Some records:
--
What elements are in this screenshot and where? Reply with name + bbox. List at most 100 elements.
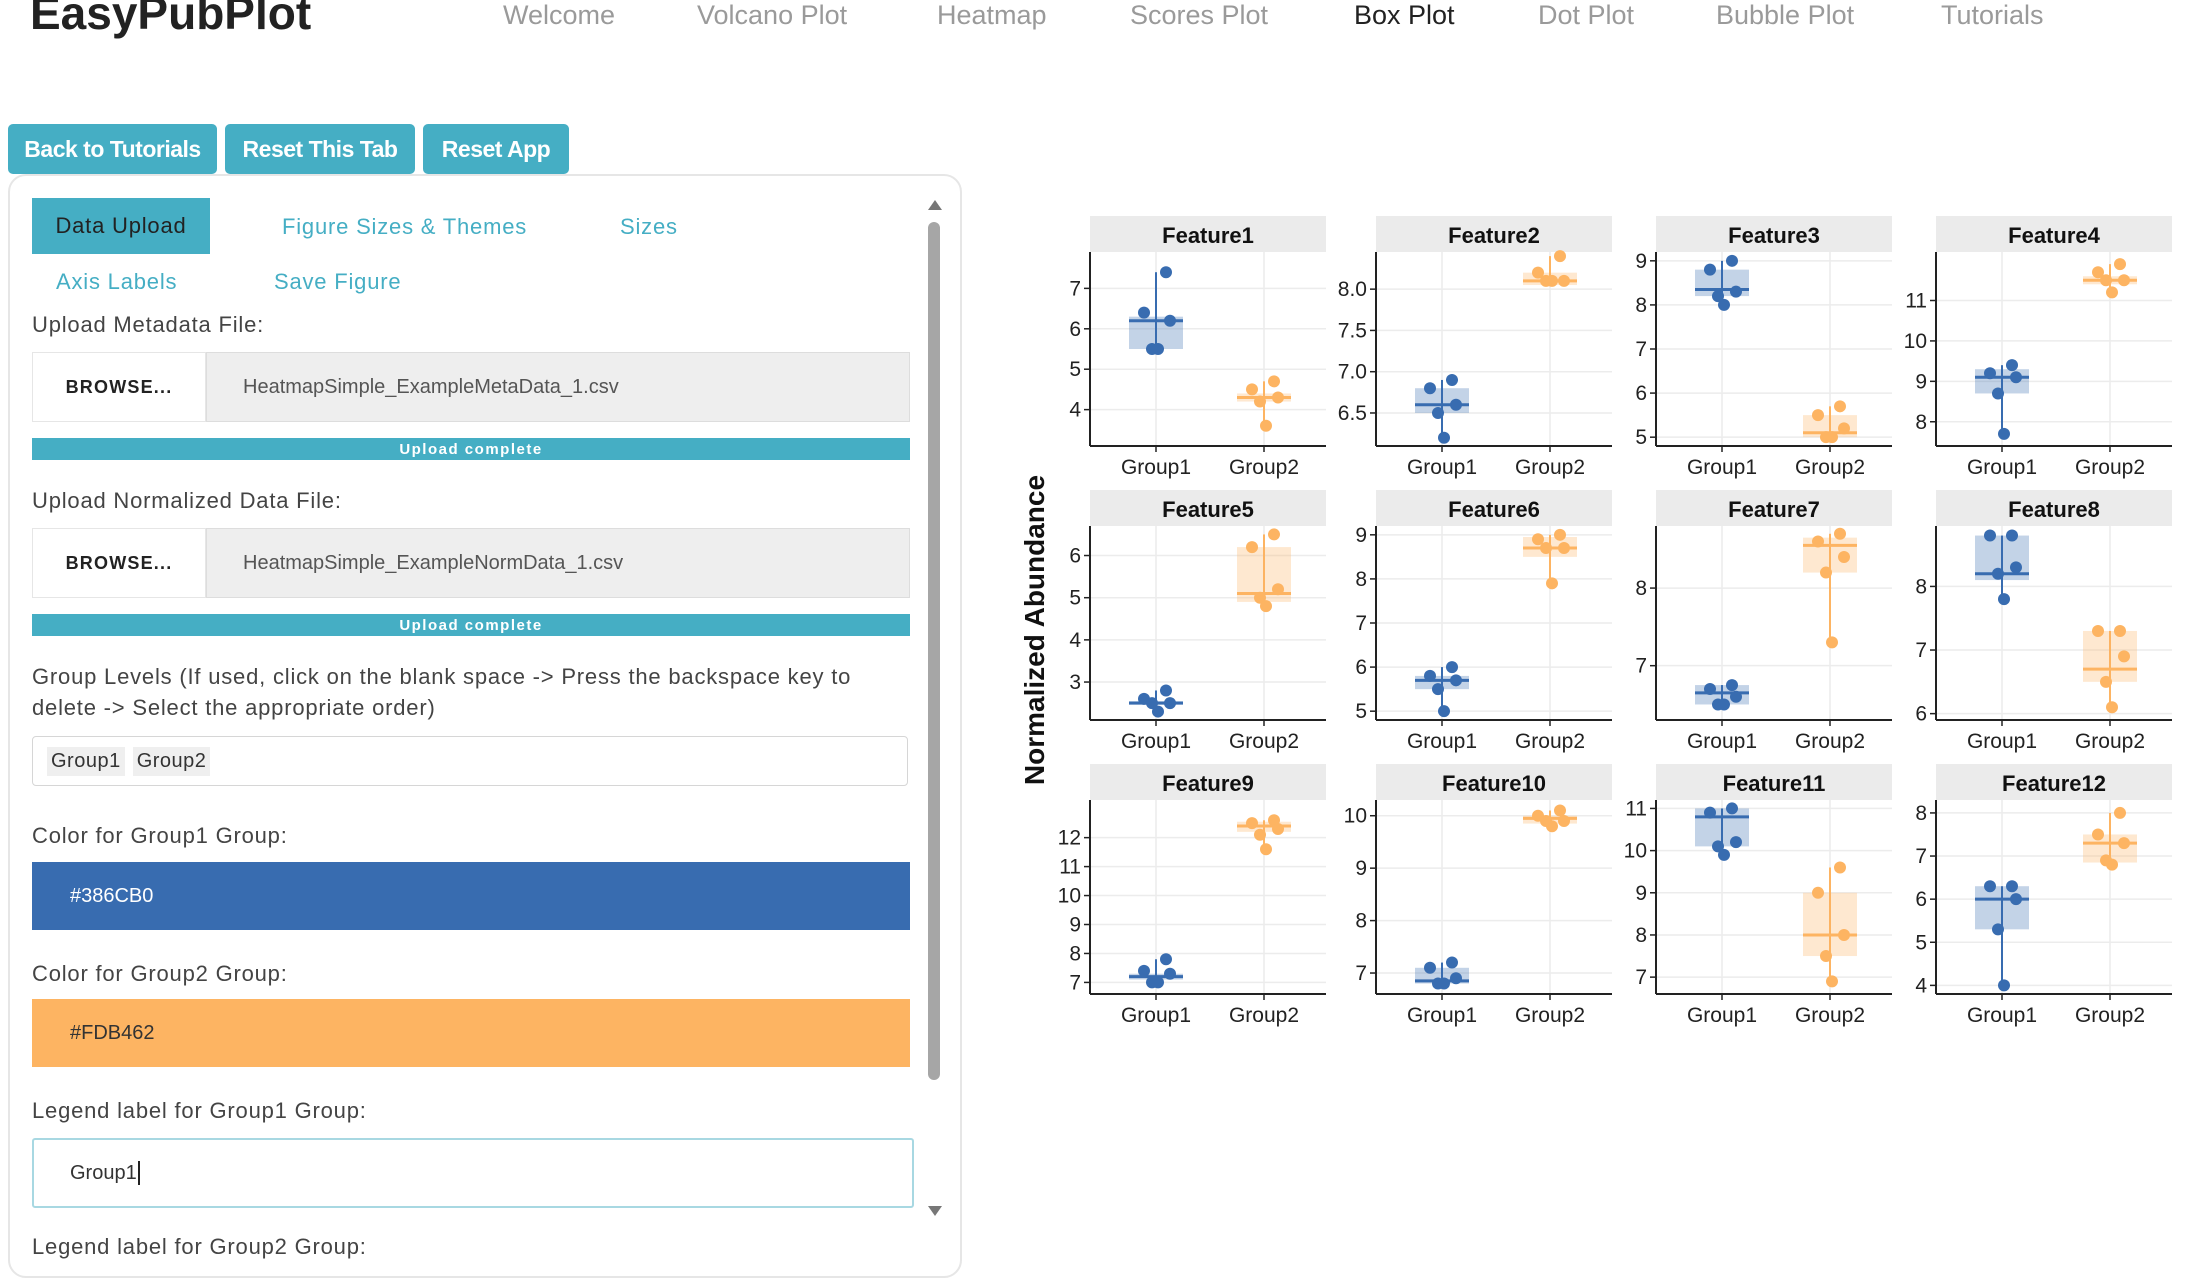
facet-strip: [1376, 764, 1612, 800]
tab-data-upload[interactable]: Data Upload: [32, 198, 210, 254]
facet-title: Feature9: [1162, 771, 1254, 796]
color2-picker[interactable]: #FDB462: [32, 999, 910, 1067]
facet-title: Feature12: [2002, 771, 2106, 796]
x-tick-label: Group1: [1967, 456, 2037, 479]
y-tick-label: 4: [1915, 974, 1927, 997]
x-tick-label: Group2: [1795, 1004, 1865, 1027]
data-point: [1532, 266, 1544, 279]
y-tick-label: 9: [1355, 524, 1367, 547]
scroll-thumb[interactable]: [928, 222, 940, 1080]
nav-box-plot[interactable]: Box Plot: [1354, 0, 1455, 30]
data-point: [2006, 359, 2018, 372]
box-body: [1803, 892, 1857, 957]
data-point: [1268, 375, 1280, 388]
x-tick-label: Group1: [1121, 730, 1191, 753]
data-point: [1254, 828, 1266, 841]
data-point: [2114, 258, 2126, 271]
y-tick-label: 10: [1624, 840, 1647, 863]
x-tick-label: Group2: [2075, 456, 2145, 479]
reset-app-button[interactable]: Reset App: [423, 124, 569, 174]
data-point: [1730, 690, 1742, 703]
nav-heatmap[interactable]: Heatmap: [937, 0, 1047, 30]
data-point: [2092, 266, 2104, 279]
nav-tutorials[interactable]: Tutorials: [1941, 0, 2044, 30]
norm-browse-button[interactable]: BROWSE...: [32, 528, 206, 598]
data-point: [1446, 373, 1458, 386]
group-level-chip[interactable]: Group2: [132, 746, 211, 776]
data-point: [1826, 431, 1838, 444]
data-point: [1246, 817, 1258, 830]
data-point: [2100, 675, 2112, 688]
facet-title: Feature5: [1162, 497, 1254, 522]
data-point: [1438, 431, 1450, 444]
tab-axis-labels[interactable]: Axis Labels: [56, 269, 178, 294]
nav-volcano-plot[interactable]: Volcano Plot: [697, 0, 848, 30]
x-tick-label: Group1: [1687, 730, 1757, 753]
facet-strip: [1376, 490, 1612, 526]
data-point: [1438, 977, 1450, 990]
data-point: [1704, 806, 1716, 819]
y-tick-label: 5: [1355, 700, 1367, 723]
nav-dot-plot[interactable]: Dot Plot: [1538, 0, 1635, 30]
back-to-tutorials-button[interactable]: Back to Tutorials: [8, 124, 217, 174]
x-tick-label: Group1: [1407, 456, 1477, 479]
data-point: [1272, 822, 1284, 835]
tab-save-figure[interactable]: Save Figure: [274, 269, 402, 294]
data-point: [1712, 290, 1724, 303]
tab-figure-sizes-themes[interactable]: Figure Sizes & Themes: [282, 214, 528, 239]
data-point: [1834, 527, 1846, 540]
data-point: [1812, 886, 1824, 899]
data-point: [1812, 409, 1824, 422]
data-point: [1160, 684, 1172, 697]
y-tick-label: 4: [1069, 399, 1081, 422]
data-point: [2010, 561, 2022, 574]
facet-strip: [1656, 764, 1892, 800]
data-point: [2106, 701, 2118, 714]
group-levels-label-line1: Group Levels (If used, click on the blan…: [32, 664, 852, 689]
x-tick-label: Group2: [1515, 730, 1585, 753]
facet-title: Feature4: [2008, 223, 2100, 248]
nav-scores-plot[interactable]: Scores Plot: [1130, 0, 1269, 30]
y-tick-label: 5: [1069, 358, 1081, 381]
nav-bubble-plot[interactable]: Bubble Plot: [1716, 0, 1855, 30]
tab-sizes[interactable]: Sizes: [620, 214, 678, 239]
group-level-chip[interactable]: Group1: [47, 746, 125, 776]
y-tick-label: 6: [1069, 318, 1081, 341]
data-point: [1838, 928, 1850, 941]
x-tick-label: Group2: [1229, 1004, 1299, 1027]
y-tick-label: 7: [1069, 277, 1081, 300]
box-body: [1975, 886, 2029, 930]
reset-tab-button[interactable]: Reset This Tab: [225, 124, 415, 174]
y-tick-label: 12: [1058, 827, 1081, 850]
data-point: [1998, 427, 2010, 440]
legend1-input[interactable]: Group1: [32, 1138, 914, 1208]
data-point: [1164, 967, 1176, 980]
data-point: [1540, 542, 1552, 555]
data-point: [1992, 387, 2004, 400]
data-point: [2006, 880, 2018, 893]
y-tick-label: 6: [1915, 703, 1927, 726]
group-levels-label-line2: delete -> Select the appropriate order): [32, 695, 436, 720]
color1-picker[interactable]: #386CB0: [32, 862, 910, 930]
data-point: [1838, 422, 1850, 435]
top-nav: Welcome Volcano Plot Heatmap Scores Plot…: [0, 0, 2190, 40]
scroll-up-icon[interactable]: [928, 200, 942, 210]
metadata-browse-button[interactable]: BROWSE...: [32, 352, 206, 422]
data-point: [1260, 843, 1272, 856]
data-point: [1260, 419, 1272, 432]
data-point: [1546, 274, 1558, 287]
scroll-down-icon[interactable]: [928, 1206, 942, 1216]
data-point: [1558, 542, 1570, 555]
group-levels-select[interactable]: Group1 Group2: [32, 736, 908, 786]
data-point: [1268, 528, 1280, 541]
nav-welcome[interactable]: Welcome: [503, 0, 616, 30]
data-point: [1272, 391, 1284, 404]
data-point: [1554, 528, 1566, 541]
data-point: [1704, 682, 1716, 695]
facet-strip: [1936, 764, 2172, 800]
data-point: [1812, 535, 1824, 548]
y-tick-label: 8: [1635, 577, 1647, 600]
data-point: [1160, 266, 1172, 279]
panel-scrollbar[interactable]: [924, 200, 944, 1216]
x-tick-label: Group2: [1515, 456, 1585, 479]
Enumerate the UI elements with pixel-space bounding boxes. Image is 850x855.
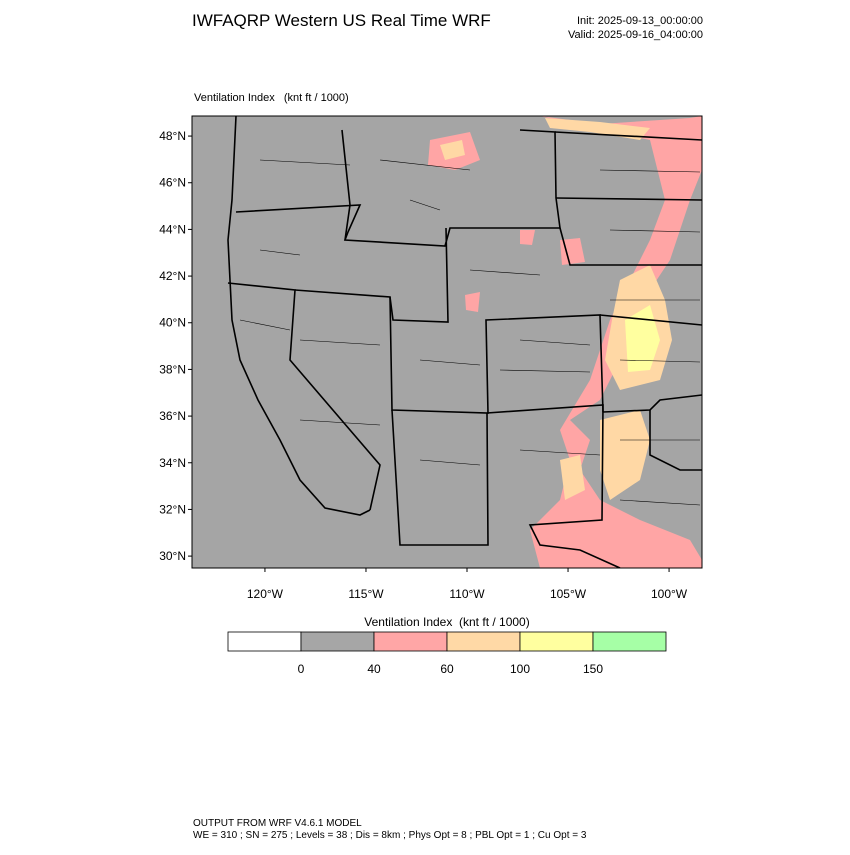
map [191, 115, 703, 569]
colorbar-label: 40 [367, 662, 381, 676]
x-tick-label: 115°W [348, 587, 384, 601]
colorbar-label: 150 [583, 662, 603, 676]
y-tick-label: 32°N [159, 502, 186, 516]
colorbar-box [373, 631, 448, 652]
title: IWFAQRP Western US Real Time WRF [192, 11, 491, 30]
valid-time: Valid: 2025-09-16_04:00:00 [568, 29, 703, 41]
borders [227, 116, 702, 568]
colorbar-box [227, 631, 302, 652]
x-tick-label: 105°W [550, 587, 587, 601]
y-tick-label: 30°N [159, 549, 186, 563]
colorbar-label: 100 [510, 662, 530, 676]
plot-label: Ventilation Index (knt ft / 1000) [194, 92, 349, 104]
init-time: Init: 2025-09-13_00:00:00 [577, 15, 703, 27]
colorbar-box [446, 631, 521, 652]
y-tick-label: 38°N [159, 362, 186, 376]
y-tick-label: 40°N [159, 316, 186, 330]
y-tick-label: 36°N [159, 409, 186, 423]
x-tick-label: 120°W [247, 587, 284, 601]
map-frame [191, 115, 703, 569]
colorbar-title: Ventilation Index (knt ft / 1000) [364, 615, 529, 629]
colorbar-box [300, 631, 375, 652]
colorbar-label: 60 [440, 662, 454, 676]
y-tick-label: 34°N [159, 456, 186, 470]
shading [428, 116, 702, 568]
footer-line: WE = 310 ; SN = 275 ; Levels = 38 ; Dis … [193, 830, 587, 841]
x-tick-label: 100°W [651, 587, 688, 601]
y-tick-label: 42°N [159, 269, 186, 283]
footer-line: OUTPUT FROM WRF V4.6.1 MODEL [193, 818, 362, 829]
x-tick-label: 110°W [449, 587, 485, 601]
y-tick-label: 46°N [159, 176, 186, 190]
colorbar-box [592, 631, 667, 652]
y-tick-label: 44°N [159, 222, 186, 236]
colorbar-box [519, 631, 594, 652]
y-tick-label: 48°N [159, 129, 186, 143]
colorbar-label: 0 [298, 662, 305, 676]
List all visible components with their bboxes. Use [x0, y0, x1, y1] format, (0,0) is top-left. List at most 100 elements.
--
■ **What is asked**: Duplicate the part of the records above that opens with the line containing "facet-strip: [1376, 764, 1612, 800]" and closes with the line containing "data-point: [1532, 266, 1544, 279]", keeping both of those lines.

■ **Answer**:
facet-strip: [1376, 764, 1612, 800]
tab-data-upload[interactable]: Data Upload: [32, 198, 210, 254]
facet-title: Feature9: [1162, 771, 1254, 796]
color2-picker[interactable]: #FDB462: [32, 999, 910, 1067]
facet-title: Feature12: [2002, 771, 2106, 796]
x-tick-label: Group1: [1967, 456, 2037, 479]
y-tick-label: 4: [1915, 974, 1927, 997]
x-tick-label: Group2: [1795, 1004, 1865, 1027]
data-point: [1532, 266, 1544, 279]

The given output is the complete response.